[Figure collection entries]

↓

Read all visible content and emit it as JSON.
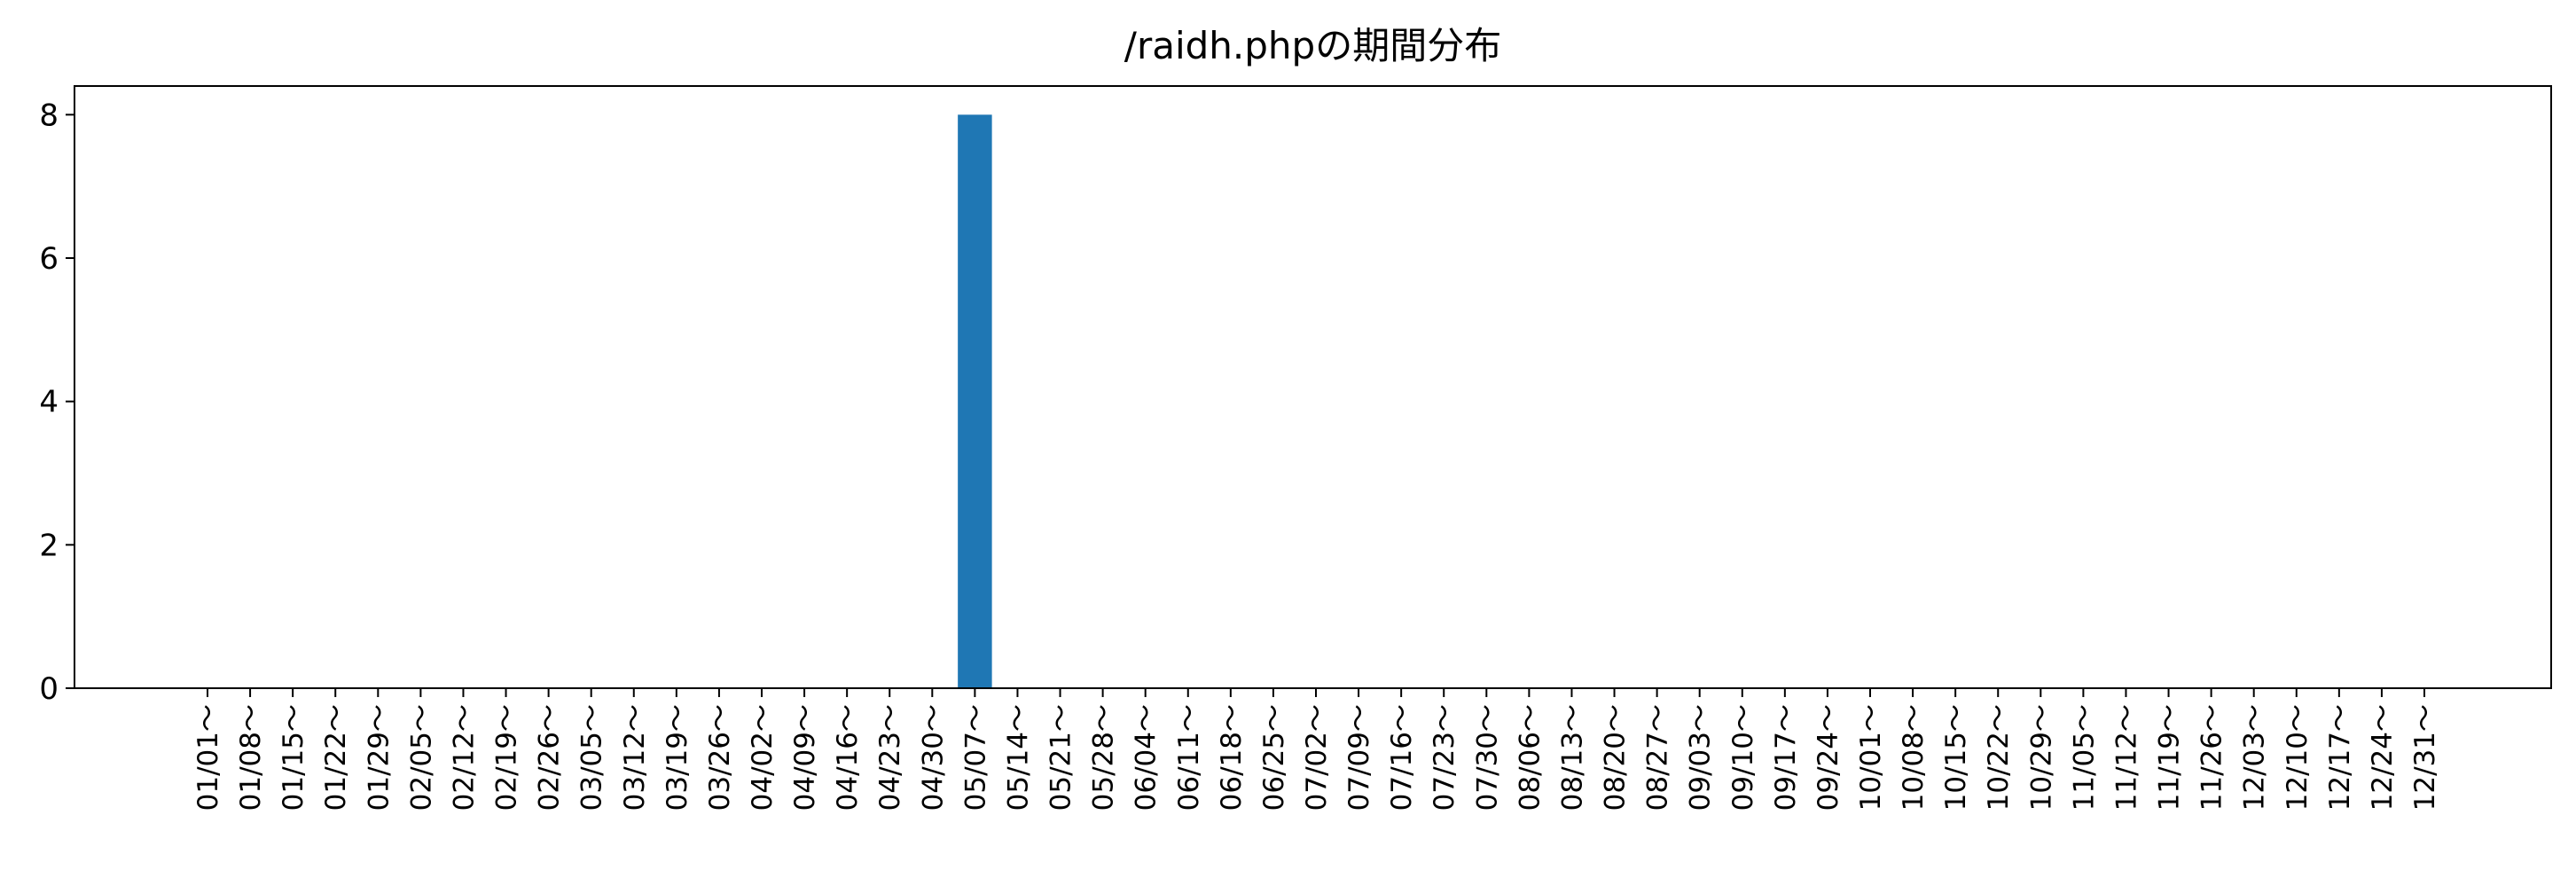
{
  "chart_data": {
    "type": "bar",
    "title": "/raidh.phpの期間分布",
    "xlabel": "",
    "ylabel": "",
    "ylim": [
      0,
      8.4
    ],
    "yticks": [
      0,
      2,
      4,
      6,
      8
    ],
    "bar_color": "#1f77b4",
    "grid": false,
    "legend": "none",
    "categories": [
      "01/01～",
      "01/08～",
      "01/15～",
      "01/22～",
      "01/29～",
      "02/05～",
      "02/12～",
      "02/19～",
      "02/26～",
      "03/05～",
      "03/12～",
      "03/19～",
      "03/26～",
      "04/02～",
      "04/09～",
      "04/16～",
      "04/23～",
      "04/30～",
      "05/07～",
      "05/14～",
      "05/21～",
      "05/28～",
      "06/04～",
      "06/11～",
      "06/18～",
      "06/25～",
      "07/02～",
      "07/09～",
      "07/16～",
      "07/23～",
      "07/30～",
      "08/06～",
      "08/13～",
      "08/20～",
      "08/27～",
      "09/03～",
      "09/10～",
      "09/17～",
      "09/24～",
      "10/01～",
      "10/08～",
      "10/15～",
      "10/22～",
      "10/29～",
      "11/05～",
      "11/12～",
      "11/19～",
      "11/26～",
      "12/03～",
      "12/10～",
      "12/17～",
      "12/24～",
      "12/31～"
    ],
    "values": [
      0,
      0,
      0,
      0,
      0,
      0,
      0,
      0,
      0,
      0,
      0,
      0,
      0,
      0,
      0,
      0,
      0,
      0,
      8,
      0,
      0,
      0,
      0,
      0,
      0,
      0,
      0,
      0,
      0,
      0,
      0,
      0,
      0,
      0,
      0,
      0,
      0,
      0,
      0,
      0,
      0,
      0,
      0,
      0,
      0,
      0,
      0,
      0,
      0,
      0,
      0,
      0,
      0
    ]
  }
}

↑

• _PROBLEM STATEMENT_: Transcribe the material exactly, keeping every word and none of the pictures.

• _OUTPUT_:
Read all visible content and emit it as JSON.
{
  "chart_data": {
    "type": "bar",
    "title": "/raidh.phpの期間分布",
    "xlabel": "",
    "ylabel": "",
    "ylim": [
      0,
      8.4
    ],
    "yticks": [
      0,
      2,
      4,
      6,
      8
    ],
    "bar_color": "#1f77b4",
    "grid": false,
    "legend": "none",
    "categories": [
      "01/01～",
      "01/08～",
      "01/15～",
      "01/22～",
      "01/29～",
      "02/05～",
      "02/12～",
      "02/19～",
      "02/26～",
      "03/05～",
      "03/12～",
      "03/19～",
      "03/26～",
      "04/02～",
      "04/09～",
      "04/16～",
      "04/23～",
      "04/30～",
      "05/07～",
      "05/14～",
      "05/21～",
      "05/28～",
      "06/04～",
      "06/11～",
      "06/18～",
      "06/25～",
      "07/02～",
      "07/09～",
      "07/16～",
      "07/23～",
      "07/30～",
      "08/06～",
      "08/13～",
      "08/20～",
      "08/27～",
      "09/03～",
      "09/10～",
      "09/17～",
      "09/24～",
      "10/01～",
      "10/08～",
      "10/15～",
      "10/22～",
      "10/29～",
      "11/05～",
      "11/12～",
      "11/19～",
      "11/26～",
      "12/03～",
      "12/10～",
      "12/17～",
      "12/24～",
      "12/31～"
    ],
    "values": [
      0,
      0,
      0,
      0,
      0,
      0,
      0,
      0,
      0,
      0,
      0,
      0,
      0,
      0,
      0,
      0,
      0,
      0,
      8,
      0,
      0,
      0,
      0,
      0,
      0,
      0,
      0,
      0,
      0,
      0,
      0,
      0,
      0,
      0,
      0,
      0,
      0,
      0,
      0,
      0,
      0,
      0,
      0,
      0,
      0,
      0,
      0,
      0,
      0,
      0,
      0,
      0,
      0
    ]
  }
}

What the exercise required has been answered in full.